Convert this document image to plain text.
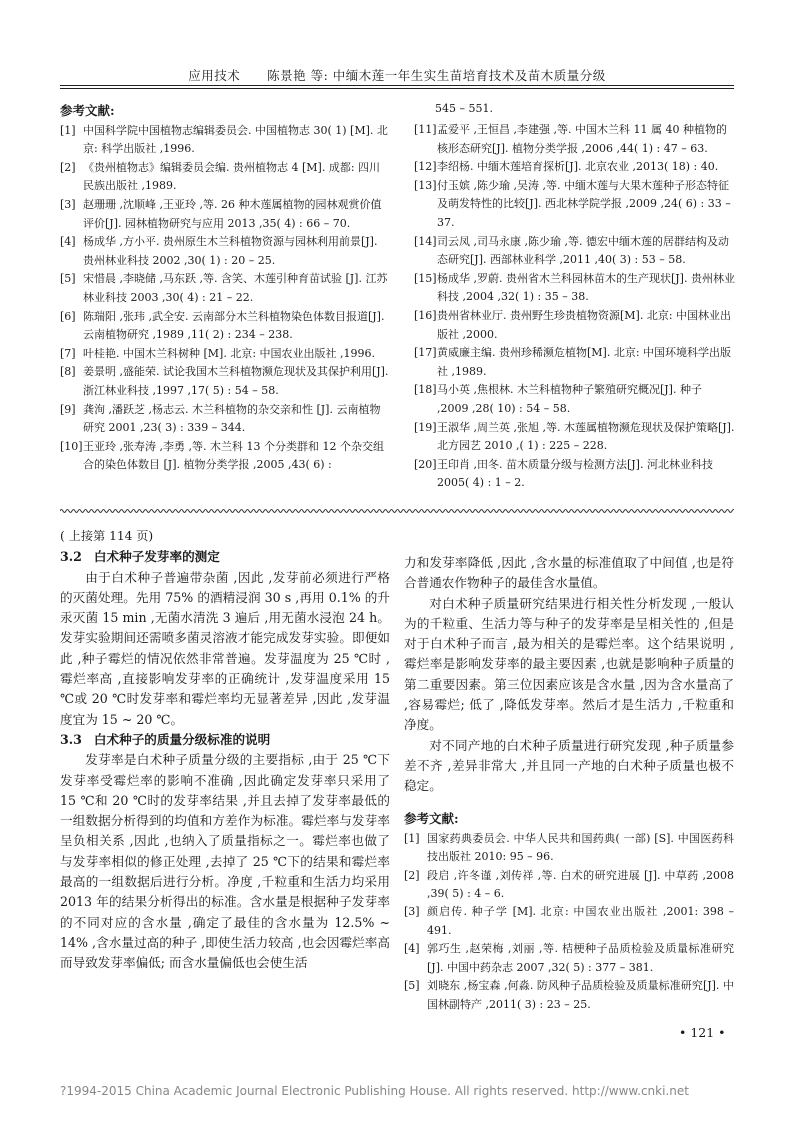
应用技术 陈景艳 等: 中缅木莲一年生实生苗培育技术及苗木质量分级
参考文献:
[1] 中国科学院中国植物志编辑委员会. 中国植物志 30( 1) [M]. 北京: 科学出版社 ,1996.
[2] 《贵州植物志》编辑委员会编. 贵州植物志 4 [M]. 成都: 四川民族出版社 ,1989.
[3] 赵珊珊 ,沈顺峰 ,王亚玲 ,等. 26 种木莲属植物的园林观赏价值评价[J]. 园林植物研究与应用 2013 ,35( 4) : 66 – 70.
[4] 杨成华 ,方小平. 贵州原生木兰科植物资源与园林利用前景[J]. 贵州林业科技 2002 ,30( 1) : 20 – 25.
[5] 宋惜晨 ,李晓储 ,马东跃 ,等. 含笑、木莲引种育苗试验 [J]. 江苏林业科技 2003 ,30( 4) : 21 – 22.
[6] 陈瑞阳 ,张玮 ,武全安. 云南部分木兰科植物染色体数目报道[J]. 云南植物研究 ,1989 ,11( 2) : 234 – 238.
[7] 叶桂艳. 中国木兰科树种 [M]. 北京: 中国农业出版社 ,1996.
[8] 姜景明 ,盛能荣. 试论我国木兰科植物濒危现状及其保护利用[J]. 浙江林业科技 ,1997 ,17( 5) : 54 – 58.
[9] 龚洵 ,潘跃芝 ,杨志云. 木兰科植物的杂交亲和性 [J]. 云南植物研究 2001 ,23( 3) : 339 – 344.
[10] 王亚玲 ,张寿涛 ,李勇 ,等. 木兰科 13 个分类群和 12 个杂交组合的染色体数目 [J]. 植物分类学报 ,2005 ,43( 6) :
545 – 551.
[11] 孟爱平 ,王恒昌 ,李建强 ,等. 中国木兰科 11 属 40 种植物的核形态研究[J]. 植物分类学报 ,2006 ,44( 1) : 47 – 63.
[12] 李绍杨. 中缅木莲培育探析[J]. 北京农业 ,2013( 18) : 40.
[13] 付玉嫔 ,陈少瑜 ,吴涛 ,等. 中缅木莲与大果木莲种子形态特征及萌发特性的比较[J]. 西北林学院学报 ,2009 ,24( 6) : 33 – 37.
[14] 司云凤 ,司马永康 ,陈少瑜 ,等. 德宏中缅木莲的居群结构及动态研究[J]. 西部林业科学 ,2011 ,40( 3) : 53 – 58.
[15] 杨成华 ,罗蔚. 贵州省木兰科园林苗木的生产现状[J]. 贵州林业科技 ,2004 ,32( 1) : 35 – 38.
[16] 贵州省林业厅. 贵州野生珍贵植物资源[M]. 北京: 中国林业出版社 ,2000.
[17] 黄威廉主编. 贵州珍稀濒危植物[M]. 北京: 中国环境科学出版社 ,1989.
[18] 马小英 ,焦根林. 木兰科植物种子繁殖研究概况[J]. 种子 ,2009 ,28( 10) : 54 – 58.
[19] 王淑华 ,周兰英 ,张旭 ,等. 木莲属植物濒危现状及保护策略[J]. 北方园艺 2010 ,( 1) : 225 – 228.
[20] 王印肖 ,田冬. 苗木质量分级与检测方法[J]. 河北林业科技 2005( 4) : 1 – 2.

( 上接第 114 页)

3.2 白术种子发芽率的测定

由于白术种子普遍带杂菌 ,因此 ,发芽前必须进行严格的灭菌处理。先用 75% 的酒精浸润 30 s ,再用 0.1% 的升汞灭菌 15 min ,无菌水清洗 3 遍后 ,用无菌水浸泡 24 h。发芽实验期间还需喷多菌灵溶液才能完成发芽实验。即便如此 ,种子霉烂的情况依然非常普遍。发芽温度为 25 ℃时 ,霉烂率高 ,直接影响发芽率的正确统计 ,发芽温度采用 15 ℃或 20 ℃时发芽率和霉烂率均无显著差异 ,因此 ,发芽温度宜为 15 ~ 20 ℃。

3.3 白术种子的质量分级标准的说明

发芽率是白术种子质量分级的主要指标 ,由于 25 ℃下发芽率受霉烂率的影响不准确 ,因此确定发芽率只采用了 15 ℃和 20 ℃时的发芽率结果 ,并且去掉了发芽率最低的一组数据分析得到的均值和方差作为标准。霉烂率与发芽率呈负相关系 ,因此 ,也纳入了质量指标之一。霉烂率也做了与发芽率相似的修正处理 ,去掉了 25 ℃下的结果和霉烂率最高的一组数据后进行分析。净度 ,千粒重和生活力均采用 2013 年的结果分析得出的标准。含水量是根据种子发芽率的不同对应的含水量 ,确定了最佳的含水量为 12.5% ~ 14% ,含水量过高的种子 ,即使生活力较高 ,也会因霉烂率高而导致发芽率偏低; 而含水量偏低也会使生活

力和发芽率降低 ,因此 ,含水量的标准值取了中间值 ,也是符合普通农作物种子的最佳含水量值。

对白术种子质量研究结果进行相关性分析发现 ,一般认为的千粒重、生活力等与种子的发芽率是呈相关性的 ,但是对于白术种子而言 ,最为相关的是霉烂率。这个结果说明 ,霉烂率是影响发芽率的最主要因素 ,也就是影响种子质量的第二重要因素。第三位因素应该是含水量 ,因为含水量高了 ,容易霉烂; 低了 ,降低发芽率。然后才是生活力 ,千粒重和净度。

对不同产地的白术种子质量进行研究发现 ,种子质量参差不齐 ,差异非常大 ,并且同一产地的白术种子质量也极不稳定。

参考文献:
[1] 国家药典委员会. 中华人民共和国药典( 一部) [S]. 中国医药科技出版社 2010: 95 – 96.
[2] 段启 ,许冬谨 ,刘传祥 ,等. 白术的研究进展 [J]. 中草药 ,2008 ,39( 5) : 4 – 6.
[3] 颜启传. 种子学 [M]. 北京: 中国农业出版社 ,2001: 398 – 491.
[4] 郭巧生 ,赵荣梅 ,刘丽 ,等. 桔梗种子品质检验及质量标准研究[J]. 中国中药杂志 2007 ,32( 5) : 377 – 381.
[5] 刘晓东 ,杨宝森 ,何淼. 防风种子品质检验及质量标准研究[J]. 中国林副特产 ,2011( 3) : 23 – 25.
• 121 •
?1994-2015 China Academic Journal Electronic Publishing House. All rights reserved. http://www.cnki.net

* **Given problem**
Reproduce the material above verbatim; omit every picture.

* **Solution**
Convert this document image to plain text.
应用技术 陈景艳 等: 中缅木莲一年生实生苗培育技术及苗木质量分级
参考文献:
[1] 中国科学院中国植物志编辑委员会. 中国植物志 30( 1) [M]. 北京: 科学出版社 ,1996.
[2] 《贵州植物志》编辑委员会编. 贵州植物志 4 [M]. 成都: 四川民族出版社 ,1989.
[3] 赵珊珊 ,沈顺峰 ,王亚玲 ,等. 26 种木莲属植物的园林观赏价值评价[J]. 园林植物研究与应用 2013 ,35( 4) : 66 – 70.
[4] 杨成华 ,方小平. 贵州原生木兰科植物资源与园林利用前景[J]. 贵州林业科技 2002 ,30( 1) : 20 – 25.
[5] 宋惜晨 ,李晓储 ,马东跃 ,等. 含笑、木莲引种育苗试验 [J]. 江苏林业科技 2003 ,30( 4) : 21 – 22.
[6] 陈瑞阳 ,张玮 ,武全安. 云南部分木兰科植物染色体数目报道[J]. 云南植物研究 ,1989 ,11( 2) : 234 – 238.
[7] 叶桂艳. 中国木兰科树种 [M]. 北京: 中国农业出版社 ,1996.
[8] 姜景明 ,盛能荣. 试论我国木兰科植物濒危现状及其保护利用[J]. 浙江林业科技 ,1997 ,17( 5) : 54 – 58.
[9] 龚洵 ,潘跃芝 ,杨志云. 木兰科植物的杂交亲和性 [J]. 云南植物研究 2001 ,23( 3) : 339 – 344.
[10] 王亚玲 ,张寿涛 ,李勇 ,等. 木兰科 13 个分类群和 12 个杂交组合的染色体数目 [J]. 植物分类学报 ,2005 ,43( 6) :
545 – 551.
[11] 孟爱平 ,王恒昌 ,李建强 ,等. 中国木兰科 11 属 40 种植物的核形态研究[J]. 植物分类学报 ,2006 ,44( 1) : 47 – 63.
[12] 李绍杨. 中缅木莲培育探析[J]. 北京农业 ,2013( 18) : 40.
[13] 付玉嫔 ,陈少瑜 ,吴涛 ,等. 中缅木莲与大果木莲种子形态特征及萌发特性的比较[J]. 西北林学院学报 ,2009 ,24( 6) : 33 – 37.
[14] 司云凤 ,司马永康 ,陈少瑜 ,等. 德宏中缅木莲的居群结构及动态研究[J]. 西部林业科学 ,2011 ,40( 3) : 53 – 58.
[15] 杨成华 ,罗蔚. 贵州省木兰科园林苗木的生产现状[J]. 贵州林业科技 ,2004 ,32( 1) : 35 – 38.
[16] 贵州省林业厅. 贵州野生珍贵植物资源[M]. 北京: 中国林业出版社 ,2000.
[17] 黄威廉主编. 贵州珍稀濒危植物[M]. 北京: 中国环境科学出版社 ,1989.
[18] 马小英 ,焦根林. 木兰科植物种子繁殖研究概况[J]. 种子 ,2009 ,28( 10) : 54 – 58.
[19] 王淑华 ,周兰英 ,张旭 ,等. 木莲属植物濒危现状及保护策略[J]. 北方园艺 2010 ,( 1) : 225 – 228.
[20] 王印肖 ,田冬. 苗木质量分级与检测方法[J]. 河北林业科技 2005( 4) : 1 – 2.

( 上接第 114 页)

3.2 白术种子发芽率的测定

由于白术种子普遍带杂菌 ,因此 ,发芽前必须进行严格的灭菌处理。先用 75% 的酒精浸润 30 s ,再用 0.1% 的升汞灭菌 15 min ,无菌水清洗 3 遍后 ,用无菌水浸泡 24 h。发芽实验期间还需喷多菌灵溶液才能完成发芽实验。即便如此 ,种子霉烂的情况依然非常普遍。发芽温度为 25 ℃时 ,霉烂率高 ,直接影响发芽率的正确统计 ,发芽温度采用 15 ℃或 20 ℃时发芽率和霉烂率均无显著差异 ,因此 ,发芽温度宜为 15 ~ 20 ℃。

3.3 白术种子的质量分级标准的说明

发芽率是白术种子质量分级的主要指标 ,由于 25 ℃下发芽率受霉烂率的影响不准确 ,因此确定发芽率只采用了 15 ℃和 20 ℃时的发芽率结果 ,并且去掉了发芽率最低的一组数据分析得到的均值和方差作为标准。霉烂率与发芽率呈负相关系 ,因此 ,也纳入了质量指标之一。霉烂率也做了与发芽率相似的修正处理 ,去掉了 25 ℃下的结果和霉烂率最高的一组数据后进行分析。净度 ,千粒重和生活力均采用 2013 年的结果分析得出的标准。含水量是根据种子发芽率的不同对应的含水量 ,确定了最佳的含水量为 12.5% ~ 14% ,含水量过高的种子 ,即使生活力较高 ,也会因霉烂率高而导致发芽率偏低; 而含水量偏低也会使生活

力和发芽率降低 ,因此 ,含水量的标准值取了中间值 ,也是符合普通农作物种子的最佳含水量值。

对白术种子质量研究结果进行相关性分析发现 ,一般认为的千粒重、生活力等与种子的发芽率是呈相关性的 ,但是对于白术种子而言 ,最为相关的是霉烂率。这个结果说明 ,霉烂率是影响发芽率的最主要因素 ,也就是影响种子质量的第二重要因素。第三位因素应该是含水量 ,因为含水量高了 ,容易霉烂; 低了 ,降低发芽率。然后才是生活力 ,千粒重和净度。

对不同产地的白术种子质量进行研究发现 ,种子质量参差不齐 ,差异非常大 ,并且同一产地的白术种子质量也极不稳定。

参考文献:
[1] 国家药典委员会. 中华人民共和国药典( 一部) [S]. 中国医药科技出版社 2010: 95 – 96.
[2] 段启 ,许冬谨 ,刘传祥 ,等. 白术的研究进展 [J]. 中草药 ,2008 ,39( 5) : 4 – 6.
[3] 颜启传. 种子学 [M]. 北京: 中国农业出版社 ,2001: 398 – 491.
[4] 郭巧生 ,赵荣梅 ,刘丽 ,等. 桔梗种子品质检验及质量标准研究[J]. 中国中药杂志 2007 ,32( 5) : 377 – 381.
[5] 刘晓东 ,杨宝森 ,何淼. 防风种子品质检验及质量标准研究[J]. 中国林副特产 ,2011( 3) : 23 – 25.
• 121 •
?1994-2015 China Academic Journal Electronic Publishing House. All rights reserved. http://www.cnki.net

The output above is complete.